- **Written exercise**
Go through the entries below and count the lines holding the word "label". Reply with only the number, please.
........
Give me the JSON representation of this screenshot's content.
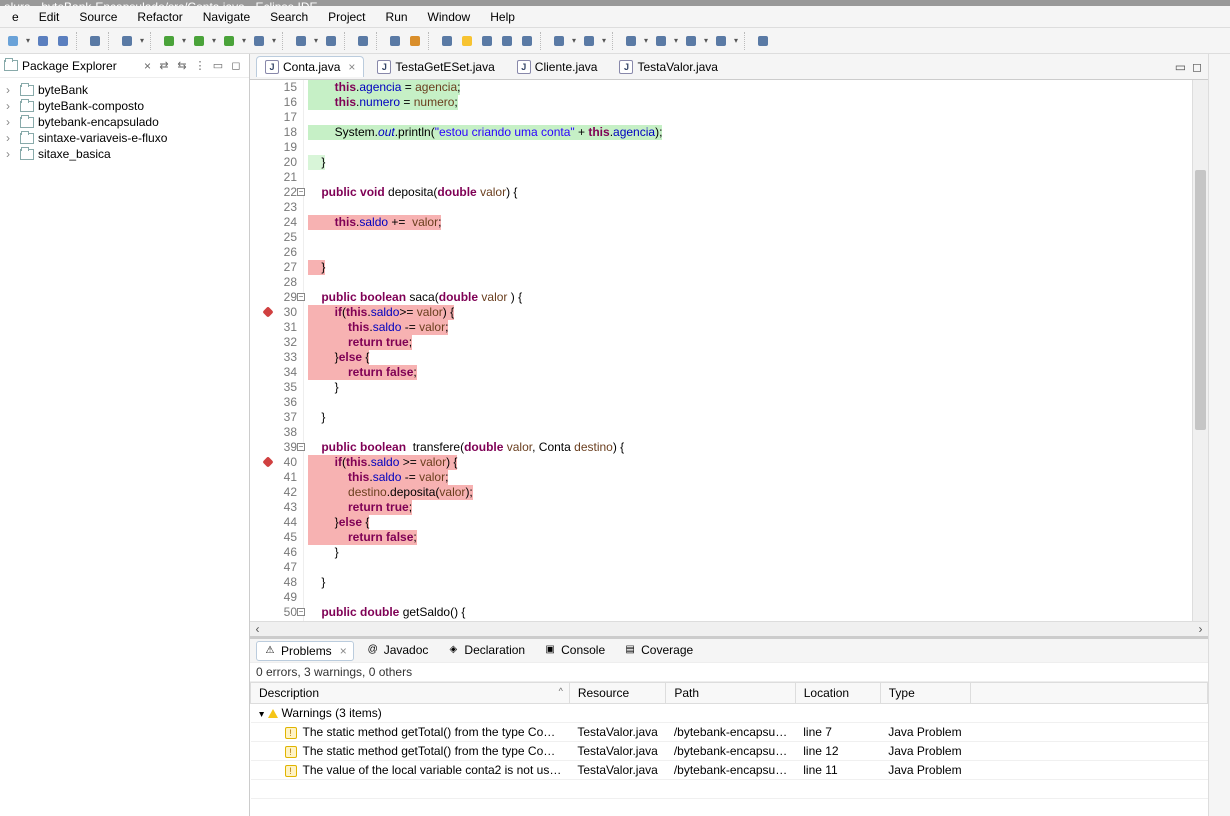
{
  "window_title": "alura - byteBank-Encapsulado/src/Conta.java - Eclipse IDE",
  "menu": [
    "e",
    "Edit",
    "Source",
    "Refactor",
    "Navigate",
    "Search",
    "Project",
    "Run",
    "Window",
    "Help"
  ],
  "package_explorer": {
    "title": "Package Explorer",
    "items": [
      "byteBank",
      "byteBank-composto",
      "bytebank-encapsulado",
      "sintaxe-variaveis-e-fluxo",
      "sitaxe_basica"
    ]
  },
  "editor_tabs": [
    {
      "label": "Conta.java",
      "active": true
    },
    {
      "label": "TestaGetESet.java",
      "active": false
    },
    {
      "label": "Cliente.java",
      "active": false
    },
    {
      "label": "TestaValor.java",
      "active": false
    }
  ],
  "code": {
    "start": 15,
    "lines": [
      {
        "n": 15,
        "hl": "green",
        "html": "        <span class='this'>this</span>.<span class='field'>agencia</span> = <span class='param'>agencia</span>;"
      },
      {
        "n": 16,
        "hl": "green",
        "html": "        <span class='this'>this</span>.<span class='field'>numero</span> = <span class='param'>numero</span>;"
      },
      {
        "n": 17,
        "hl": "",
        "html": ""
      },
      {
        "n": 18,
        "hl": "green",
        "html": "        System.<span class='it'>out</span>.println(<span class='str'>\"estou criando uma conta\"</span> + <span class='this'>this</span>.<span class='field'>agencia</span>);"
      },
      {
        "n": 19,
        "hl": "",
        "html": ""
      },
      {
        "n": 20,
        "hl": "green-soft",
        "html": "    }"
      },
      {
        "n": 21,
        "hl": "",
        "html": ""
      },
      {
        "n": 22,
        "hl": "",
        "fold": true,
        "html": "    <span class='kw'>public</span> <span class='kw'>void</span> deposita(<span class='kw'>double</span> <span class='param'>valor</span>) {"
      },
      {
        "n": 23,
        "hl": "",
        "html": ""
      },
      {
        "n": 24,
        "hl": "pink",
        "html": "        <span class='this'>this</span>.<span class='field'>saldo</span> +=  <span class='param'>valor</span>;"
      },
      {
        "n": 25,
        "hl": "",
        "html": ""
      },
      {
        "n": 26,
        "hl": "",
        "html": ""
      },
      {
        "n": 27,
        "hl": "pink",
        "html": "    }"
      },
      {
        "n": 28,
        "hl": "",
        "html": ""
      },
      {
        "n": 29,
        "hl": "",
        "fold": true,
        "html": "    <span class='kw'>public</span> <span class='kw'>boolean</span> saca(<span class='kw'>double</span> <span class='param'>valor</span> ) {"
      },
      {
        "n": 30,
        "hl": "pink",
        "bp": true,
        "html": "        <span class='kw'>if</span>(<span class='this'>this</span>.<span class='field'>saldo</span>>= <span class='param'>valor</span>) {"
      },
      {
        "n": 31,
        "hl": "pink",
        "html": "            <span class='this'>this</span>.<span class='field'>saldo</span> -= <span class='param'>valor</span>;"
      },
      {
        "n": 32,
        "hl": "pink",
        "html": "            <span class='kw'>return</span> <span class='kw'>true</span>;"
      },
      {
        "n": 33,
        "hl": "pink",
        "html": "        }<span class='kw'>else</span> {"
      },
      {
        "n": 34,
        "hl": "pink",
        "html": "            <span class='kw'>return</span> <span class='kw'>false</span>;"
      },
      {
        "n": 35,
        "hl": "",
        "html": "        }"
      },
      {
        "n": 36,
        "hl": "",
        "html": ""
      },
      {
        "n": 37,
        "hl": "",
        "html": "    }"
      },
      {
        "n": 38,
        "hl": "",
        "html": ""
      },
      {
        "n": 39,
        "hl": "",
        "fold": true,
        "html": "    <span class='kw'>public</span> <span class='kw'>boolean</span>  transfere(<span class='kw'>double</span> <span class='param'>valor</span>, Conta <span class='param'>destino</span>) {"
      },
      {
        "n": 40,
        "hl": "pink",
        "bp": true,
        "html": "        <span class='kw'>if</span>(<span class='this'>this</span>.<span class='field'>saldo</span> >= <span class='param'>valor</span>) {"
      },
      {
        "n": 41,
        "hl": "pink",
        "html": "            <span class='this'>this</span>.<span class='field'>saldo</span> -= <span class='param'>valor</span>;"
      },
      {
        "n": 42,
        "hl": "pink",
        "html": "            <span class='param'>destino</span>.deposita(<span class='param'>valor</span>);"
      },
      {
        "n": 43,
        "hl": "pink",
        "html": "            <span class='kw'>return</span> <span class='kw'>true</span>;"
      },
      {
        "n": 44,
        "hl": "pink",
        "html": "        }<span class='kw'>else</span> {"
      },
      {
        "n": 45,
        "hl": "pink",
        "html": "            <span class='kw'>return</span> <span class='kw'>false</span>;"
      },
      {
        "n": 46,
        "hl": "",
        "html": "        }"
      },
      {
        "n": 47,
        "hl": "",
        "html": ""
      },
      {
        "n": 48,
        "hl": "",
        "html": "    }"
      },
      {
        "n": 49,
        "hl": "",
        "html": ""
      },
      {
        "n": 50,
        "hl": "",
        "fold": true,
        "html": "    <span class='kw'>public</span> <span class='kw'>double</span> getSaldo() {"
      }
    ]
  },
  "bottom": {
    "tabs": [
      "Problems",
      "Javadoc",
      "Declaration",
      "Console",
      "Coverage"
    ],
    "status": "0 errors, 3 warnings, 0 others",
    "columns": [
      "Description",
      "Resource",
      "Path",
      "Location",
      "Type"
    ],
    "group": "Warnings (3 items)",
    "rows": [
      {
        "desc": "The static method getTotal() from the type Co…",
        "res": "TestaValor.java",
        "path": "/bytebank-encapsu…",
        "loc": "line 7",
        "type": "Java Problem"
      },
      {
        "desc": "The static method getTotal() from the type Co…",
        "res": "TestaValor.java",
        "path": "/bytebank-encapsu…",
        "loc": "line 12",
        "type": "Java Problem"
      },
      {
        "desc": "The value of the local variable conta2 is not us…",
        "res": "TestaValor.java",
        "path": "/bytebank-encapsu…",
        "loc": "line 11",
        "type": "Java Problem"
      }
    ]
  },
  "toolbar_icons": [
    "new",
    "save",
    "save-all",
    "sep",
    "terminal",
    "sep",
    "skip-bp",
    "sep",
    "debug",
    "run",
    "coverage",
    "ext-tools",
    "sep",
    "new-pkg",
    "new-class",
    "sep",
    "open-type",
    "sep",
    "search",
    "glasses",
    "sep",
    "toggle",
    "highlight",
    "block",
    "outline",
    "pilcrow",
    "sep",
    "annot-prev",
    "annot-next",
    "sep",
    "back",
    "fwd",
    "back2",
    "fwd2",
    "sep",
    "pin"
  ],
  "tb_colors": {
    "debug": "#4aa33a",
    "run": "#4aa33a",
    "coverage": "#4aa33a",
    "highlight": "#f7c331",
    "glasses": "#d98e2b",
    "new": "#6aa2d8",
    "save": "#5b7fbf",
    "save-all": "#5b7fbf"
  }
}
........
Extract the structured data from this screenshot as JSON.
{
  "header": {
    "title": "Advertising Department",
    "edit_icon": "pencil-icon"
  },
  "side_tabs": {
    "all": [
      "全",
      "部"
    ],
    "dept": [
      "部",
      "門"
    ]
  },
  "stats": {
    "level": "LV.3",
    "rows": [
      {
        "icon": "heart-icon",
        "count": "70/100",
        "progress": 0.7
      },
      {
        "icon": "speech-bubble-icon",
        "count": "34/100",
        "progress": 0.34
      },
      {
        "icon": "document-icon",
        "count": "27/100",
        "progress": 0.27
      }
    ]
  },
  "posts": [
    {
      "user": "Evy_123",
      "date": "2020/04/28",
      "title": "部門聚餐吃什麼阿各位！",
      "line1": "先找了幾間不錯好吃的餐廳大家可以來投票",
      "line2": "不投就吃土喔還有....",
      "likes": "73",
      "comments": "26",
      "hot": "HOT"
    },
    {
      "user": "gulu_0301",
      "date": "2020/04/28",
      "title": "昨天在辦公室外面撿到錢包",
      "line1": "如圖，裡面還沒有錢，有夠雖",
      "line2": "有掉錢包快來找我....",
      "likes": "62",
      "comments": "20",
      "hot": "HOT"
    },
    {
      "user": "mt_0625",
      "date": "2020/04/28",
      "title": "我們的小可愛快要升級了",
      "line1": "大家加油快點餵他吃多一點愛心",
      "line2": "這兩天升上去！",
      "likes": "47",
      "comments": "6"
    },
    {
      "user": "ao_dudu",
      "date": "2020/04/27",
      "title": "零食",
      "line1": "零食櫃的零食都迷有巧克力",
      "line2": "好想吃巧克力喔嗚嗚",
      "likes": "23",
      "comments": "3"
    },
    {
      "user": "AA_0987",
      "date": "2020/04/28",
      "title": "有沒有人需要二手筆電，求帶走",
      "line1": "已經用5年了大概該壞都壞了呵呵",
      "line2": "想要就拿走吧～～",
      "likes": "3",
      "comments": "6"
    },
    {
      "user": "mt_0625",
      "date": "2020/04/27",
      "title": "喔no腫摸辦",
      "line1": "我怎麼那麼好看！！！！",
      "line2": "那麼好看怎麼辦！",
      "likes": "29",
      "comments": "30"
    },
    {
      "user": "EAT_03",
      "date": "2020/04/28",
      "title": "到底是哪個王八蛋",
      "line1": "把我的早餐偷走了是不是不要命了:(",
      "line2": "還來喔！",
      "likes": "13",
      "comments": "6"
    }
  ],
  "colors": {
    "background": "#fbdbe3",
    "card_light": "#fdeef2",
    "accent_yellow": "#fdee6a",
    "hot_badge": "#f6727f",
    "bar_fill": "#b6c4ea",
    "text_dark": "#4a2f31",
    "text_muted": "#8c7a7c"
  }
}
........
- **Result of the exercise**
4